-- Exercise --
Please find all lines in the data that hold the string "Brightness" and copy them.

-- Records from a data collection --
* * * * * * * * *
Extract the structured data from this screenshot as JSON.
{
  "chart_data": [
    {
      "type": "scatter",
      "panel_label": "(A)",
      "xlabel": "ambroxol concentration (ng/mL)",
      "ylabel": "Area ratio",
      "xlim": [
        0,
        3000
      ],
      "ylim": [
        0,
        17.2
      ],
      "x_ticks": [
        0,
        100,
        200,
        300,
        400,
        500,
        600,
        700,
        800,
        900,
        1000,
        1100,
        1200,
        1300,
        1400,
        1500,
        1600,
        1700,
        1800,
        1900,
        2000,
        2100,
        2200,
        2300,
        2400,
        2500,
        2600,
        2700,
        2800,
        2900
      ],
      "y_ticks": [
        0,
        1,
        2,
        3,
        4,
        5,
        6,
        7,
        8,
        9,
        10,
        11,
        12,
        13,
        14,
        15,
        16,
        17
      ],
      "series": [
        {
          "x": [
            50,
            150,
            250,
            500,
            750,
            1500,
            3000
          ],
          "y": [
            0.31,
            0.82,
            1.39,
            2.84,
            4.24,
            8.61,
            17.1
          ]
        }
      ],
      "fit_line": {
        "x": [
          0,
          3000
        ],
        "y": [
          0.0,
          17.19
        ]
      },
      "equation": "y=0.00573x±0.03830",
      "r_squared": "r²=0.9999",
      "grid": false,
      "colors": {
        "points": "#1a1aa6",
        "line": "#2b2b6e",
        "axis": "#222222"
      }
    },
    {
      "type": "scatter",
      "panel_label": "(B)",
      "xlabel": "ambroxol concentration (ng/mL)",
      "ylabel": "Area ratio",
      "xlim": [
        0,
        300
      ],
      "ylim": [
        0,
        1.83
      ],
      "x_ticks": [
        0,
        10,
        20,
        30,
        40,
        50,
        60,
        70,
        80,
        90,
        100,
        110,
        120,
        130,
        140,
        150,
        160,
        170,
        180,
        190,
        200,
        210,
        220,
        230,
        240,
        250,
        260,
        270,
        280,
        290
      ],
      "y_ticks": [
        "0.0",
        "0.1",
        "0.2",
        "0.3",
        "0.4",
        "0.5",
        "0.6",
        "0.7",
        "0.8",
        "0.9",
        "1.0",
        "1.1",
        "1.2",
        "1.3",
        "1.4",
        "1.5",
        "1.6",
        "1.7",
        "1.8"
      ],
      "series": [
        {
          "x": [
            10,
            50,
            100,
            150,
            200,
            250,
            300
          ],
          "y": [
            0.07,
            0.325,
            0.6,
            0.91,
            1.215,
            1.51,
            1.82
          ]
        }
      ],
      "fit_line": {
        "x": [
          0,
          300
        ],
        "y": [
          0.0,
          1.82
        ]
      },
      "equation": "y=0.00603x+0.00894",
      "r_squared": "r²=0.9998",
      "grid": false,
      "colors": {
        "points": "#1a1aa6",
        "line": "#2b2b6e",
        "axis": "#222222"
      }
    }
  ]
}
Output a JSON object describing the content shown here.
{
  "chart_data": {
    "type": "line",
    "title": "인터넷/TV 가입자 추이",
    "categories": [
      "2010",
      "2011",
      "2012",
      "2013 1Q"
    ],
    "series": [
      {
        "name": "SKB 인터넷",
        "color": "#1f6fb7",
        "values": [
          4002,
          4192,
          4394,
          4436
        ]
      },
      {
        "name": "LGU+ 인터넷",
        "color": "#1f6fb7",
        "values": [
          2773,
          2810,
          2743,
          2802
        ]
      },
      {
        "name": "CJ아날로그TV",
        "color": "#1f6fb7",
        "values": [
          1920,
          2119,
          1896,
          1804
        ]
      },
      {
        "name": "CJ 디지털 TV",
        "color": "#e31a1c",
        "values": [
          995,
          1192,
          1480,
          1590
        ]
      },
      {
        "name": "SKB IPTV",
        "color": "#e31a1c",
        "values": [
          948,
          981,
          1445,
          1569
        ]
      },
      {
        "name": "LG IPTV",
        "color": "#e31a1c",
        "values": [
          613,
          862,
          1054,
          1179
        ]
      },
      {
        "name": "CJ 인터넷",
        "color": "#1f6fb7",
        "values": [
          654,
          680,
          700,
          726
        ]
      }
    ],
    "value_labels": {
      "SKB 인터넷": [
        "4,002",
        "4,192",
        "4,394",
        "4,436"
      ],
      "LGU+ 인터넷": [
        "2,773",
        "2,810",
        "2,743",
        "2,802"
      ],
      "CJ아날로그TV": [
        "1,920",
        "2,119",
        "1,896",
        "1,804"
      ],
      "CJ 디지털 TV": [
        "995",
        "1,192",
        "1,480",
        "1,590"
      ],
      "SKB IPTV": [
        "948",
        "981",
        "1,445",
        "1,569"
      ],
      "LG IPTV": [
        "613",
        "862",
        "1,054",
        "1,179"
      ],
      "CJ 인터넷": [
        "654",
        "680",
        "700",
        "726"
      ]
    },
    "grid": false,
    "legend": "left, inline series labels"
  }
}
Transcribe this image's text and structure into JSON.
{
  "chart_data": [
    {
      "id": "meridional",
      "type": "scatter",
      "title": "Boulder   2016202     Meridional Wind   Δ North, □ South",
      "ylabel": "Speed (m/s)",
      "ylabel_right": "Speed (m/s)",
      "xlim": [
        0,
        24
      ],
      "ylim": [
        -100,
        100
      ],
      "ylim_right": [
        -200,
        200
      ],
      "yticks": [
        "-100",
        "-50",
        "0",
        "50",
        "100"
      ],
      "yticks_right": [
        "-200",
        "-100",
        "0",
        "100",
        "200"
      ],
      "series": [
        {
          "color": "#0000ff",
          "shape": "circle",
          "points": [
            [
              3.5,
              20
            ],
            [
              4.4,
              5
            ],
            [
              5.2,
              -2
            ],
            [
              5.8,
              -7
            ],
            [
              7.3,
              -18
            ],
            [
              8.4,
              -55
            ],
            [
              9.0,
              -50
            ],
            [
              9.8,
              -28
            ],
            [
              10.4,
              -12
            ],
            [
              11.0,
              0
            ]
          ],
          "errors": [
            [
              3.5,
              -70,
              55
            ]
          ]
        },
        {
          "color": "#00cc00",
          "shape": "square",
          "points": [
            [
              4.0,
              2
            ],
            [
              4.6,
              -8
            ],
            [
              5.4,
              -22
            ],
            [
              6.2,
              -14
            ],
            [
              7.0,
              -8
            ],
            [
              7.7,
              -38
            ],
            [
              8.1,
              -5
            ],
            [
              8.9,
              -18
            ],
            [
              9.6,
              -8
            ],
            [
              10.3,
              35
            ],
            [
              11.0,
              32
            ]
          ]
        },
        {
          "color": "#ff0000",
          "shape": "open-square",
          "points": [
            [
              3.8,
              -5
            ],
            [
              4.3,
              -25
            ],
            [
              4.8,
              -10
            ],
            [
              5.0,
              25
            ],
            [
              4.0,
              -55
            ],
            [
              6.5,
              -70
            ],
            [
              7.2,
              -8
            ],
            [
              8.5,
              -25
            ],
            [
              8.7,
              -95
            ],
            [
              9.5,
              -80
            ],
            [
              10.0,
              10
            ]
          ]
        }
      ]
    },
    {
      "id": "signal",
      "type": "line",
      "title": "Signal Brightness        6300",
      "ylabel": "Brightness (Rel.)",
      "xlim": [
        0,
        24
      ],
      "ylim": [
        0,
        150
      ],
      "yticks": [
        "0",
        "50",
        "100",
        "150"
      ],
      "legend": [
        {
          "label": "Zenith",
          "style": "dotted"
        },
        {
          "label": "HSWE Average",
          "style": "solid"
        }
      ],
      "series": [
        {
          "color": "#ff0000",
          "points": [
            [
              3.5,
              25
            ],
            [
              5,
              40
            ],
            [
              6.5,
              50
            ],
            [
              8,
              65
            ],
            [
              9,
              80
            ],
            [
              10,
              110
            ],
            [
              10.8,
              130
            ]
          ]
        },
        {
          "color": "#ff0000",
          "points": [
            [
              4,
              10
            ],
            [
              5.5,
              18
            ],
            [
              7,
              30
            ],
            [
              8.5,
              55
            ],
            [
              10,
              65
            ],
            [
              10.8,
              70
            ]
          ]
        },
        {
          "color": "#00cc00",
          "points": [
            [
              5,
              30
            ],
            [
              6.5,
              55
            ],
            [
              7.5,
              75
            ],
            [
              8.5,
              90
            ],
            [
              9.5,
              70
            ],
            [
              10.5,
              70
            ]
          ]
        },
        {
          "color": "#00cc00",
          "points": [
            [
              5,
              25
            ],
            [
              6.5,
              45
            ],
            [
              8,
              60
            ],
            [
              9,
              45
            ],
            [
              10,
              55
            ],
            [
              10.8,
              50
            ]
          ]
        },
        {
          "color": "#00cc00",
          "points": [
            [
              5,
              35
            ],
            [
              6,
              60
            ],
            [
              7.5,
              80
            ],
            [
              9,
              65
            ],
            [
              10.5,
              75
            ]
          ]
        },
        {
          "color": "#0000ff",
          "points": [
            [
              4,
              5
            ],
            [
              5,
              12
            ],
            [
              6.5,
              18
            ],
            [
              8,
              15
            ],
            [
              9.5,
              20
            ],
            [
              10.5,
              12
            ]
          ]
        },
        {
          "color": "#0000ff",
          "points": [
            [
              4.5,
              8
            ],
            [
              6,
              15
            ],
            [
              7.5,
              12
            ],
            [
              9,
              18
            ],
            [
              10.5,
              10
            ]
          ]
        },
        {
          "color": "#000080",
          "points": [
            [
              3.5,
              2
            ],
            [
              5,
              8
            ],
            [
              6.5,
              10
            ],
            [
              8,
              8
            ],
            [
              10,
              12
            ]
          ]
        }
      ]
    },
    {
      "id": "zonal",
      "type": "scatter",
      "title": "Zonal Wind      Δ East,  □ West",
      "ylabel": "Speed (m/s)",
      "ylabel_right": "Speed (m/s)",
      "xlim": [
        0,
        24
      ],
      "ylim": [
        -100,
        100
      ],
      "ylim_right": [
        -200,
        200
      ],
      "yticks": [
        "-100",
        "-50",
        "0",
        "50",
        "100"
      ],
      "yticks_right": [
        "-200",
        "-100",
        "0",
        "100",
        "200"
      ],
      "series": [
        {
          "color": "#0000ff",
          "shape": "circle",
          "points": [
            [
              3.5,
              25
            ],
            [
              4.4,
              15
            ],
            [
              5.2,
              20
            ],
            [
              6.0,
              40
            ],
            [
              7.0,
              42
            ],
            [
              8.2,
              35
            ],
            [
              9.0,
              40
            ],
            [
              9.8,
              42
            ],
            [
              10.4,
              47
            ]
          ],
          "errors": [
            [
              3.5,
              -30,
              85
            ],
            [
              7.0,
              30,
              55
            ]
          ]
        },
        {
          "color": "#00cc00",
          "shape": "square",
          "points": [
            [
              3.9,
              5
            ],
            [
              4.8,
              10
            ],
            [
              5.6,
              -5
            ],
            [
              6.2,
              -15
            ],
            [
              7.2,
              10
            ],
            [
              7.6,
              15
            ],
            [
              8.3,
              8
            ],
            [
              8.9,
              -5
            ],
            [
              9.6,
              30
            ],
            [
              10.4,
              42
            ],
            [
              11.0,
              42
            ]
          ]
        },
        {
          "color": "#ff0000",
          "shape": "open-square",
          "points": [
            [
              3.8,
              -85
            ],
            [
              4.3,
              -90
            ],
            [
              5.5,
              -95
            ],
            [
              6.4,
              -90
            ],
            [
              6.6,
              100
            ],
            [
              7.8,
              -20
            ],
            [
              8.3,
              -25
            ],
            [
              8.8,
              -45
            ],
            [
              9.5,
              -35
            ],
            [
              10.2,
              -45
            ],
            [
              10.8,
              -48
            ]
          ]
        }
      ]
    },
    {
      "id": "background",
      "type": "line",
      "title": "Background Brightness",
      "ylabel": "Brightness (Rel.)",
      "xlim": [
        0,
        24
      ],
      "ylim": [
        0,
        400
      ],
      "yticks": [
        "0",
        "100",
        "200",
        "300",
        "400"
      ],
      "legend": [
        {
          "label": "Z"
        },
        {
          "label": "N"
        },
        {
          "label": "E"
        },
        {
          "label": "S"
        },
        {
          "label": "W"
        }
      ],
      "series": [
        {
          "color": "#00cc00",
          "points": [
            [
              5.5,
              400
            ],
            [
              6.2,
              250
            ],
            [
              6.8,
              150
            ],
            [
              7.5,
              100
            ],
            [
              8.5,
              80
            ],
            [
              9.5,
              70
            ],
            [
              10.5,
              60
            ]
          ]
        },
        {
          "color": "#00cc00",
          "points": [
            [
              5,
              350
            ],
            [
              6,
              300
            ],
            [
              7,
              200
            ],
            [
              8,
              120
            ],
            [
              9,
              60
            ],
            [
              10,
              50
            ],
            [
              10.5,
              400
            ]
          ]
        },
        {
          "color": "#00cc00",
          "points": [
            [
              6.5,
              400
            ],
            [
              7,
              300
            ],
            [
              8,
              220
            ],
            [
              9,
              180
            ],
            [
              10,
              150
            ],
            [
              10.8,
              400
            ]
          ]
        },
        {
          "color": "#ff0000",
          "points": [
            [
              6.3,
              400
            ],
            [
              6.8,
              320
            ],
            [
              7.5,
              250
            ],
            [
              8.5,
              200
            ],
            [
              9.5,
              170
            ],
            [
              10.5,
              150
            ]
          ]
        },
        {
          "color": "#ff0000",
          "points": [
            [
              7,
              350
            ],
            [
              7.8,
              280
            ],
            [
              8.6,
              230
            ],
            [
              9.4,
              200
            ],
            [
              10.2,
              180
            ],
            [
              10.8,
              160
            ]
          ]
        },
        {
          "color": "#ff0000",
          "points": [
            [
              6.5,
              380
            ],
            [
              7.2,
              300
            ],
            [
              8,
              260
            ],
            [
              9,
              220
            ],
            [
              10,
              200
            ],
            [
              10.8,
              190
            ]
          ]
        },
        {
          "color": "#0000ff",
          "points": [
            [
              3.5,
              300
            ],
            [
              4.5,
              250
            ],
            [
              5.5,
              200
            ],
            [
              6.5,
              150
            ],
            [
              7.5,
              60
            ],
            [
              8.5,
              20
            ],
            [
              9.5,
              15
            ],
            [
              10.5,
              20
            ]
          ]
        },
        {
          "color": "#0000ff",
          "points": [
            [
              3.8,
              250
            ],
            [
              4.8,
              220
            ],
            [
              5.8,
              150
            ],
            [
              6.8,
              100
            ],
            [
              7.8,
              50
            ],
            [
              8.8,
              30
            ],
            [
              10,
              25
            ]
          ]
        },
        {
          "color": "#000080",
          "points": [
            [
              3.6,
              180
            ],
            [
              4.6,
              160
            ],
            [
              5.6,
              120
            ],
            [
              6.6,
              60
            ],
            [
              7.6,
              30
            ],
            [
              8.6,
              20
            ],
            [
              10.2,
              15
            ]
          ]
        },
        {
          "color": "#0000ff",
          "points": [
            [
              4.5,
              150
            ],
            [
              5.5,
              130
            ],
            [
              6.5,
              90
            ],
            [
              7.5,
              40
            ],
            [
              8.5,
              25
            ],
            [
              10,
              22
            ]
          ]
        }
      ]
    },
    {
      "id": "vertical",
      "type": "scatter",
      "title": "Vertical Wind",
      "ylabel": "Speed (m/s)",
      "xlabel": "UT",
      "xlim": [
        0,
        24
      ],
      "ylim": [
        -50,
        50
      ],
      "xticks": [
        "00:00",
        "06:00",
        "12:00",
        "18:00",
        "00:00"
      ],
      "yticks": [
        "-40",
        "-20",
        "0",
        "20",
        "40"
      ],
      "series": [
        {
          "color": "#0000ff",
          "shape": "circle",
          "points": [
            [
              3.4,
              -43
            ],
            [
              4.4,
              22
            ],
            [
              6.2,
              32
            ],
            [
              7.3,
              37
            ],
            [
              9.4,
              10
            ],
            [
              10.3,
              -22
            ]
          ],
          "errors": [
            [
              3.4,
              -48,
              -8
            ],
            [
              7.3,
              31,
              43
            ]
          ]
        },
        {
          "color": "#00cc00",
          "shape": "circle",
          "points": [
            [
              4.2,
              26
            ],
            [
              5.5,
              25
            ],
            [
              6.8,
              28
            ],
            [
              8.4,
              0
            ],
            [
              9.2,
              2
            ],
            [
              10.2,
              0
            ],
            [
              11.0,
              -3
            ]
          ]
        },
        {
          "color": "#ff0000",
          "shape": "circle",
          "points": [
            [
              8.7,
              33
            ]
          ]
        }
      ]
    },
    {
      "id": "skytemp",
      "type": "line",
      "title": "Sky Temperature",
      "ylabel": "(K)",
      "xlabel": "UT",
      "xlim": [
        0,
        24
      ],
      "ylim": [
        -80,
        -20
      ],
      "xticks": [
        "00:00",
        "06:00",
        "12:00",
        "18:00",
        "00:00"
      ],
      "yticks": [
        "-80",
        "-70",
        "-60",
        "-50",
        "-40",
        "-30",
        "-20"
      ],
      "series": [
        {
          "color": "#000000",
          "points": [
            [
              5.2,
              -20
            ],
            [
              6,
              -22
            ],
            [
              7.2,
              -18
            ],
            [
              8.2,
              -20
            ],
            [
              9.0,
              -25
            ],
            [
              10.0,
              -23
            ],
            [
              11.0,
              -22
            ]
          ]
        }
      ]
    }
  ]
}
* * * * * * * * *
-- Answer to the exercise --
      "title": "Signal Brightness        6300",
      "ylabel": "Brightness (Rel.)",
      "title": "Background Brightness",
      "ylabel": "Brightness (Rel.)",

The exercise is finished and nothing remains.